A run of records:
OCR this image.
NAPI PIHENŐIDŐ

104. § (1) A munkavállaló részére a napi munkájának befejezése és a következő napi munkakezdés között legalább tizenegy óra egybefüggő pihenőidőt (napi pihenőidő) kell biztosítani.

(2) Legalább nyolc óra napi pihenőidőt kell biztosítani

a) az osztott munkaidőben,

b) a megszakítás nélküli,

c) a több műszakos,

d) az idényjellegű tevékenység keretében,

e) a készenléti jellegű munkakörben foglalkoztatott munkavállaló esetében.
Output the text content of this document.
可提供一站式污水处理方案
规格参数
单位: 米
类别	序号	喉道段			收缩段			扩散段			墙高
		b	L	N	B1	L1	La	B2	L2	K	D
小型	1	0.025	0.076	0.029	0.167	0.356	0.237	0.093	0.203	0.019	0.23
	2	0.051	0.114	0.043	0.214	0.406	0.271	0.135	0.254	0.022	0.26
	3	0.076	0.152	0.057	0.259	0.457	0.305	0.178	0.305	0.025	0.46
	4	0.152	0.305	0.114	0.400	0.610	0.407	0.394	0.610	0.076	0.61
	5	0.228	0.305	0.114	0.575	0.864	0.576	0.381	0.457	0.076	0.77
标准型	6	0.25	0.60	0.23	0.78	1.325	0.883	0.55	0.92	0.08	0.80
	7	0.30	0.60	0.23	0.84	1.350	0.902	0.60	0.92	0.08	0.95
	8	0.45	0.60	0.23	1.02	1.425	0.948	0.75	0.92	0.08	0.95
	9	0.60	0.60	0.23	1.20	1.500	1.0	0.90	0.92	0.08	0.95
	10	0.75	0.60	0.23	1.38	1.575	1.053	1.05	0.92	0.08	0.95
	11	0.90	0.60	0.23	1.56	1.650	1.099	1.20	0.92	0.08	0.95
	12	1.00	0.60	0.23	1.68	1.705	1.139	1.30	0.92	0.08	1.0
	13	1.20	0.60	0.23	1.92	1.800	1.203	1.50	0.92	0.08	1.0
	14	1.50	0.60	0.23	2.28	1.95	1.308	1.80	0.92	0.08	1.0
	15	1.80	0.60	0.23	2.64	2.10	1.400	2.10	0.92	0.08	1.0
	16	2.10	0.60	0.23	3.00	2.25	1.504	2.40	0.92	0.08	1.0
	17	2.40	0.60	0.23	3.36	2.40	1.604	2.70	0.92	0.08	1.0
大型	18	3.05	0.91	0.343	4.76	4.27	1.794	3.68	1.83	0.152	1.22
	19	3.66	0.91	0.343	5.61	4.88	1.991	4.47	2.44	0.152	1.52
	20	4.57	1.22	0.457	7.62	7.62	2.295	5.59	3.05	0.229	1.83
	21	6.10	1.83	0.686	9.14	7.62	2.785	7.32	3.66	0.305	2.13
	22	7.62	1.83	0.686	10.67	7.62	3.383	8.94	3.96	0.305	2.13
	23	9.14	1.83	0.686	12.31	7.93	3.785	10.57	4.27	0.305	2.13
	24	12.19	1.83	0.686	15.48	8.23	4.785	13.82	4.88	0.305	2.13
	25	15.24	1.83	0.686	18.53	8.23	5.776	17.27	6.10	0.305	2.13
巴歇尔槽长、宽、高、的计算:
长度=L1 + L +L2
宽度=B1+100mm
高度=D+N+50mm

EXERCISE:
Quote every record above exactly.

WORKED SOLUTION:
OCR this image.
NAPI PIHENŐIDŐ

104. § (1) A munkavállaló részére a napi munkájának befejezése és a következő napi munkakezdés között legalább tizenegy óra egybefüggő pihenőidőt (napi pihenőidő) kell biztosítani.

(2) Legalább nyolc óra napi pihenőidőt kell biztosítani

a) az osztott munkaidőben,

b) a megszakítás nélküli,

c) a több műszakos,

d) az idényjellegű tevékenység keretében,

e) a készenléti jellegű munkakörben foglalkoztatott munkavállaló esetében.
Output the text content of this document.
可提供一站式污水处理方案
规格参数
单位: 米
类别	序号	喉道段			收缩段			扩散段			墙高
		b	L	N	B1	L1	La	B2	L2	K	D
小型	1	0.025	0.076	0.029	0.167	0.356	0.237	0.093	0.203	0.019	0.23
	2	0.051	0.114	0.043	0.214	0.406	0.271	0.135	0.254	0.022	0.26
	3	0.076	0.152	0.057	0.259	0.457	0.305	0.178	0.305	0.025	0.46
	4	0.152	0.305	0.114	0.400	0.610	0.407	0.394	0.610	0.076	0.61
	5	0.228	0.305	0.114	0.575	0.864	0.576	0.381	0.457	0.076	0.77
标准型	6	0.25	0.60	0.23	0.78	1.325	0.883	0.55	0.92	0.08	0.80
	7	0.30	0.60	0.23	0.84	1.350	0.902	0.60	0.92	0.08	0.95
	8	0.45	0.60	0.23	1.02	1.425	0.948	0.75	0.92	0.08	0.95
	9	0.60	0.60	0.23	1.20	1.500	1.0	0.90	0.92	0.08	0.95
	10	0.75	0.60	0.23	1.38	1.575	1.053	1.05	0.92	0.08	0.95
	11	0.90	0.60	0.23	1.56	1.650	1.099	1.20	0.92	0.08	0.95
	12	1.00	0.60	0.23	1.68	1.705	1.139	1.30	0.92	0.08	1.0
	13	1.20	0.60	0.23	1.92	1.800	1.203	1.50	0.92	0.08	1.0
	14	1.50	0.60	0.23	2.28	1.95	1.308	1.80	0.92	0.08	1.0
	15	1.80	0.60	0.23	2.64	2.10	1.400	2.10	0.92	0.08	1.0
	16	2.10	0.60	0.23	3.00	2.25	1.504	2.40	0.92	0.08	1.0
	17	2.40	0.60	0.23	3.36	2.40	1.604	2.70	0.92	0.08	1.0
大型	18	3.05	0.91	0.343	4.76	4.27	1.794	3.68	1.83	0.152	1.22
	19	3.66	0.91	0.343	5.61	4.88	1.991	4.47	2.44	0.152	1.52
	20	4.57	1.22	0.457	7.62	7.62	2.295	5.59	3.05	0.229	1.83
	21	6.10	1.83	0.686	9.14	7.62	2.785	7.32	3.66	0.305	2.13
	22	7.62	1.83	0.686	10.67	7.62	3.383	8.94	3.96	0.305	2.13
	23	9.14	1.83	0.686	12.31	7.93	3.785	10.57	4.27	0.305	2.13
	24	12.19	1.83	0.686	15.48	8.23	4.785	13.82	4.88	0.305	2.13
	25	15.24	1.83	0.686	18.53	8.23	5.776	17.27	6.10	0.305	2.13
巴歇尔槽长、宽、高、的计算:
长度=L1 + L +L2
宽度=B1+100mm
高度=D+N+50mm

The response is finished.